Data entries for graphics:
====

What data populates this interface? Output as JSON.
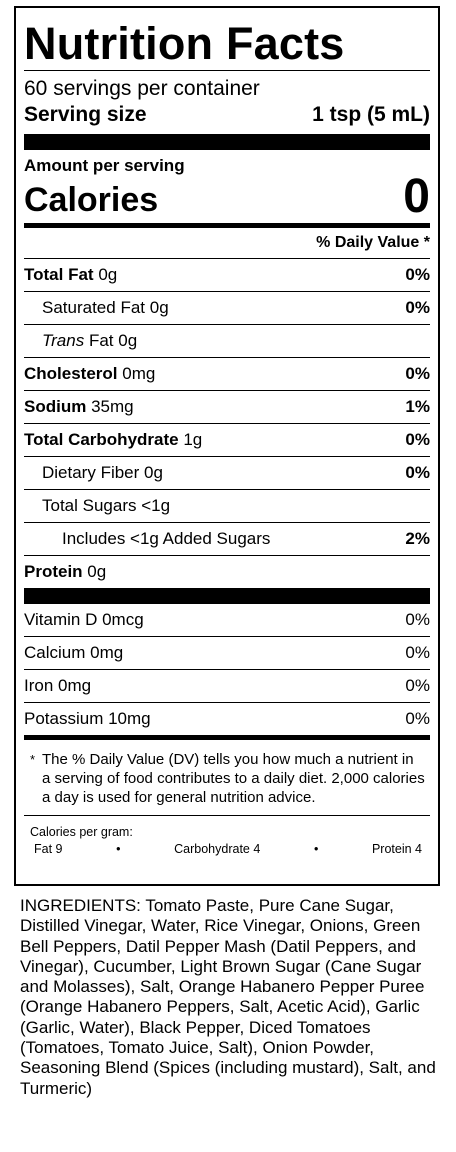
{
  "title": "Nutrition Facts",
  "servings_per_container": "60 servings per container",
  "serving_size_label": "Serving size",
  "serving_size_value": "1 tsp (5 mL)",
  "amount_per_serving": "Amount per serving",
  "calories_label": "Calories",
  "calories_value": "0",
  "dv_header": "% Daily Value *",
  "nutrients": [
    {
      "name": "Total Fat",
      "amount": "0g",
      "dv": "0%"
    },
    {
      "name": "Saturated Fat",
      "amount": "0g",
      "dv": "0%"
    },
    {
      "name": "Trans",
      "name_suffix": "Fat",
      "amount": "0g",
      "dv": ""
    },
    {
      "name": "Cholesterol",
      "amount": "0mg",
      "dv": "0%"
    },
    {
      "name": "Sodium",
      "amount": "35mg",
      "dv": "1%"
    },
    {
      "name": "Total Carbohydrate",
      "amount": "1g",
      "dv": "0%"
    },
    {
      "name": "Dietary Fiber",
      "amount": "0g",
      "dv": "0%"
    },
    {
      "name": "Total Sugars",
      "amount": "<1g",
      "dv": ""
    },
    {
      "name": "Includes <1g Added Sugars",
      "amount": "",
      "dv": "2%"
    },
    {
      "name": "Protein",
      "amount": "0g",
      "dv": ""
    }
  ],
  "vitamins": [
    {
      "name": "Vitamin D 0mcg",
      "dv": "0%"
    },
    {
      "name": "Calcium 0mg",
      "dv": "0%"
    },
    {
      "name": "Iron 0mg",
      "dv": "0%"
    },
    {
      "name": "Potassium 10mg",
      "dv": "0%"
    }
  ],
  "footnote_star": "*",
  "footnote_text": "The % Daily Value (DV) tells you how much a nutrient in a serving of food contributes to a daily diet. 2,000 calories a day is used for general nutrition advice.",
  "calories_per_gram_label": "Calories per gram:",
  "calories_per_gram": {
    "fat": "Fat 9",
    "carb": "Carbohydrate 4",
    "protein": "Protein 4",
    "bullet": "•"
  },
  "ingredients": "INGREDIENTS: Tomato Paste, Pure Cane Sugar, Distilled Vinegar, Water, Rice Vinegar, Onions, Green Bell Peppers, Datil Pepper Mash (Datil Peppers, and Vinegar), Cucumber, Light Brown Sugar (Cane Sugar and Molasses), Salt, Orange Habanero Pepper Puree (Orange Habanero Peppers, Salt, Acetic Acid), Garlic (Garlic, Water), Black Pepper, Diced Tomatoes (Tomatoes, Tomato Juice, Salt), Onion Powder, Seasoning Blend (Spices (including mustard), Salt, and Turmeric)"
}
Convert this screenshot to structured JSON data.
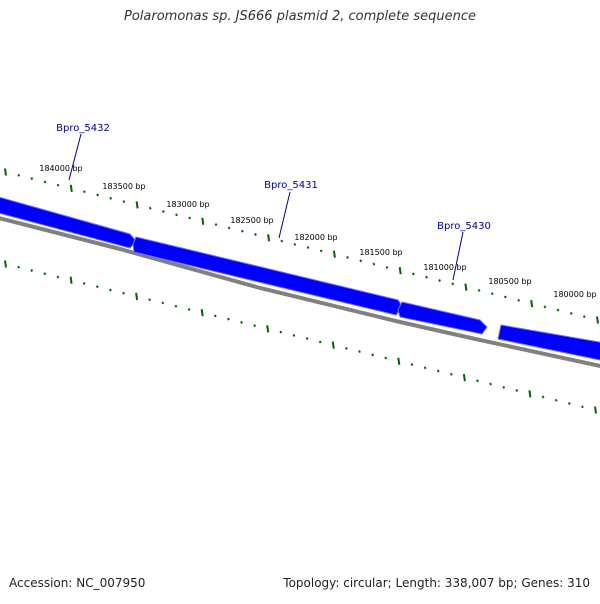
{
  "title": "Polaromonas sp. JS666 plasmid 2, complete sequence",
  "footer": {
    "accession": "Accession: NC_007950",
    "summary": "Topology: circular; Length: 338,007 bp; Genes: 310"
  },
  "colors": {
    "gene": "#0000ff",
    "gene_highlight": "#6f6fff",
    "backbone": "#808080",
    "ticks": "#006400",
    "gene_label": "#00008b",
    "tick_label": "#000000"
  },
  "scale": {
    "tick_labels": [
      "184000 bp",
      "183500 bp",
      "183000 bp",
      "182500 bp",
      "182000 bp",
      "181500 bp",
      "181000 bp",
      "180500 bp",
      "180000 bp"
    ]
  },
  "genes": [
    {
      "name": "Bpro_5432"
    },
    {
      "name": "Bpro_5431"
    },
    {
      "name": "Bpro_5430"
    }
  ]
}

====

Please write out the lines above, beginning at the line with "Convert this screenshot" and ending at the last line of the records, exactly as they appear and without pictures.

Convert this screenshot to structured JSON data.
{
  "title": "Polaromonas sp. JS666 plasmid 2, complete sequence",
  "footer": {
    "accession": "Accession: NC_007950",
    "summary": "Topology: circular; Length: 338,007 bp; Genes: 310"
  },
  "colors": {
    "gene": "#0000ff",
    "gene_highlight": "#6f6fff",
    "backbone": "#808080",
    "ticks": "#006400",
    "gene_label": "#00008b",
    "tick_label": "#000000"
  },
  "scale": {
    "tick_labels": [
      "184000 bp",
      "183500 bp",
      "183000 bp",
      "182500 bp",
      "182000 bp",
      "181500 bp",
      "181000 bp",
      "180500 bp",
      "180000 bp"
    ]
  },
  "genes": [
    {
      "name": "Bpro_5432"
    },
    {
      "name": "Bpro_5431"
    },
    {
      "name": "Bpro_5430"
    }
  ]
}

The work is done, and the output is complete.